**Task:** Exact reproduction is required for all entries.

Records contained in a dataset:

==*==

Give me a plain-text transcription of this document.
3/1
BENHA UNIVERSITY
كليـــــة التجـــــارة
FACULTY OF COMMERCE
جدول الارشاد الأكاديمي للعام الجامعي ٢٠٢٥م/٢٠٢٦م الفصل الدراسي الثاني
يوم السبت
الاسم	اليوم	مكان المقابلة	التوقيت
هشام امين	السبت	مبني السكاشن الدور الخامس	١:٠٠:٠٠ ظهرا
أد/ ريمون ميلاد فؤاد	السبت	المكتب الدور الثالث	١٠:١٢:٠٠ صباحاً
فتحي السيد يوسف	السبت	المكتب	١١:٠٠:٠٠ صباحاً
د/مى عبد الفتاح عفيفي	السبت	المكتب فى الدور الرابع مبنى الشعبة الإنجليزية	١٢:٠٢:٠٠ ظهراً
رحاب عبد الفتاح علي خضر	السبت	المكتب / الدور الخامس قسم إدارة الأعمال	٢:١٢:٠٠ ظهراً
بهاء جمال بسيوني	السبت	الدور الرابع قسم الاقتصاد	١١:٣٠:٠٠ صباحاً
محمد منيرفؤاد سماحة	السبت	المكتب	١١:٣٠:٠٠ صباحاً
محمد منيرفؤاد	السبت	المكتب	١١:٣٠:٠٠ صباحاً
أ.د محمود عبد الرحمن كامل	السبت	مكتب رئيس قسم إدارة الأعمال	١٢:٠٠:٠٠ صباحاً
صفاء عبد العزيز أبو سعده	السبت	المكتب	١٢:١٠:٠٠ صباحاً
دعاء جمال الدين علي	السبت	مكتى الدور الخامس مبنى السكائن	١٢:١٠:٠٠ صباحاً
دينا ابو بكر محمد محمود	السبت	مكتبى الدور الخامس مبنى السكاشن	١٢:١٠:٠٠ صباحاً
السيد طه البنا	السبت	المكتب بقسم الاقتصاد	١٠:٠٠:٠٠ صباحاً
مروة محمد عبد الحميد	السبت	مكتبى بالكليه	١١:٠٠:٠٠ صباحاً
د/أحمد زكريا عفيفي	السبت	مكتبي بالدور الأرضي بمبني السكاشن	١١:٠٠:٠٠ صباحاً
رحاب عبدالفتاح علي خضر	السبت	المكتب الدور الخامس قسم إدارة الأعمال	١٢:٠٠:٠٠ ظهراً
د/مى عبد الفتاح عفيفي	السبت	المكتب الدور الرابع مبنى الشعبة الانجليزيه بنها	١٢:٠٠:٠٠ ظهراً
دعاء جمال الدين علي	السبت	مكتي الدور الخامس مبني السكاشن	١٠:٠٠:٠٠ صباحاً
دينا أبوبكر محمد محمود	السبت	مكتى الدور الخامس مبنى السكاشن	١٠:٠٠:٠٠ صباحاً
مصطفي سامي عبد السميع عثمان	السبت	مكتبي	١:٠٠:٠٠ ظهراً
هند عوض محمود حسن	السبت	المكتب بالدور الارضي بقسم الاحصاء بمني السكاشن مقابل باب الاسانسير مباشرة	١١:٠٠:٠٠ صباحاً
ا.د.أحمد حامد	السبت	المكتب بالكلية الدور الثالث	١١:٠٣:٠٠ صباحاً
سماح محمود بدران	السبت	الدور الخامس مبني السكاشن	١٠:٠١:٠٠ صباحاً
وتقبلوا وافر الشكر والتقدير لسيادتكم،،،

==*==

**Result for this exercise:**
Give me a plain-text transcription of this document.
3/1
BENHA UNIVERSITY
كليـــــة التجـــــارة
FACULTY OF COMMERCE
جدول الارشاد الأكاديمي للعام الجامعي ٢٠٢٥م/٢٠٢٦م الفصل الدراسي الثاني
يوم السبت
الاسم	اليوم	مكان المقابلة	التوقيت
هشام امين	السبت	مبني السكاشن الدور الخامس	١:٠٠:٠٠ ظهرا
أد/ ريمون ميلاد فؤاد	السبت	المكتب الدور الثالث	١٠:١٢:٠٠ صباحاً
فتحي السيد يوسف	السبت	المكتب	١١:٠٠:٠٠ صباحاً
د/مى عبد الفتاح عفيفي	السبت	المكتب فى الدور الرابع مبنى الشعبة الإنجليزية	١٢:٠٢:٠٠ ظهراً
رحاب عبد الفتاح علي خضر	السبت	المكتب / الدور الخامس قسم إدارة الأعمال	٢:١٢:٠٠ ظهراً
بهاء جمال بسيوني	السبت	الدور الرابع قسم الاقتصاد	١١:٣٠:٠٠ صباحاً
محمد منيرفؤاد سماحة	السبت	المكتب	١١:٣٠:٠٠ صباحاً
محمد منيرفؤاد	السبت	المكتب	١١:٣٠:٠٠ صباحاً
أ.د محمود عبد الرحمن كامل	السبت	مكتب رئيس قسم إدارة الأعمال	١٢:٠٠:٠٠ صباحاً
صفاء عبد العزيز أبو سعده	السبت	المكتب	١٢:١٠:٠٠ صباحاً
دعاء جمال الدين علي	السبت	مكتى الدور الخامس مبنى السكائن	١٢:١٠:٠٠ صباحاً
دينا ابو بكر محمد محمود	السبت	مكتبى الدور الخامس مبنى السكاشن	١٢:١٠:٠٠ صباحاً
السيد طه البنا	السبت	المكتب بقسم الاقتصاد	١٠:٠٠:٠٠ صباحاً
مروة محمد عبد الحميد	السبت	مكتبى بالكليه	١١:٠٠:٠٠ صباحاً
د/أحمد زكريا عفيفي	السبت	مكتبي بالدور الأرضي بمبني السكاشن	١١:٠٠:٠٠ صباحاً
رحاب عبدالفتاح علي خضر	السبت	المكتب الدور الخامس قسم إدارة الأعمال	١٢:٠٠:٠٠ ظهراً
د/مى عبد الفتاح عفيفي	السبت	المكتب الدور الرابع مبنى الشعبة الانجليزيه بنها	١٢:٠٠:٠٠ ظهراً
دعاء جمال الدين علي	السبت	مكتي الدور الخامس مبني السكاشن	١٠:٠٠:٠٠ صباحاً
دينا أبوبكر محمد محمود	السبت	مكتى الدور الخامس مبنى السكاشن	١٠:٠٠:٠٠ صباحاً
مصطفي سامي عبد السميع عثمان	السبت	مكتبي	١:٠٠:٠٠ ظهراً
هند عوض محمود حسن	السبت	المكتب بالدور الارضي بقسم الاحصاء بمني السكاشن مقابل باب الاسانسير مباشرة	١١:٠٠:٠٠ صباحاً
ا.د.أحمد حامد	السبت	المكتب بالكلية الدور الثالث	١١:٠٣:٠٠ صباحاً
سماح محمود بدران	السبت	الدور الخامس مبني السكاشن	١٠:٠١:٠٠ صباحاً
وتقبلوا وافر الشكر والتقدير لسيادتكم،،،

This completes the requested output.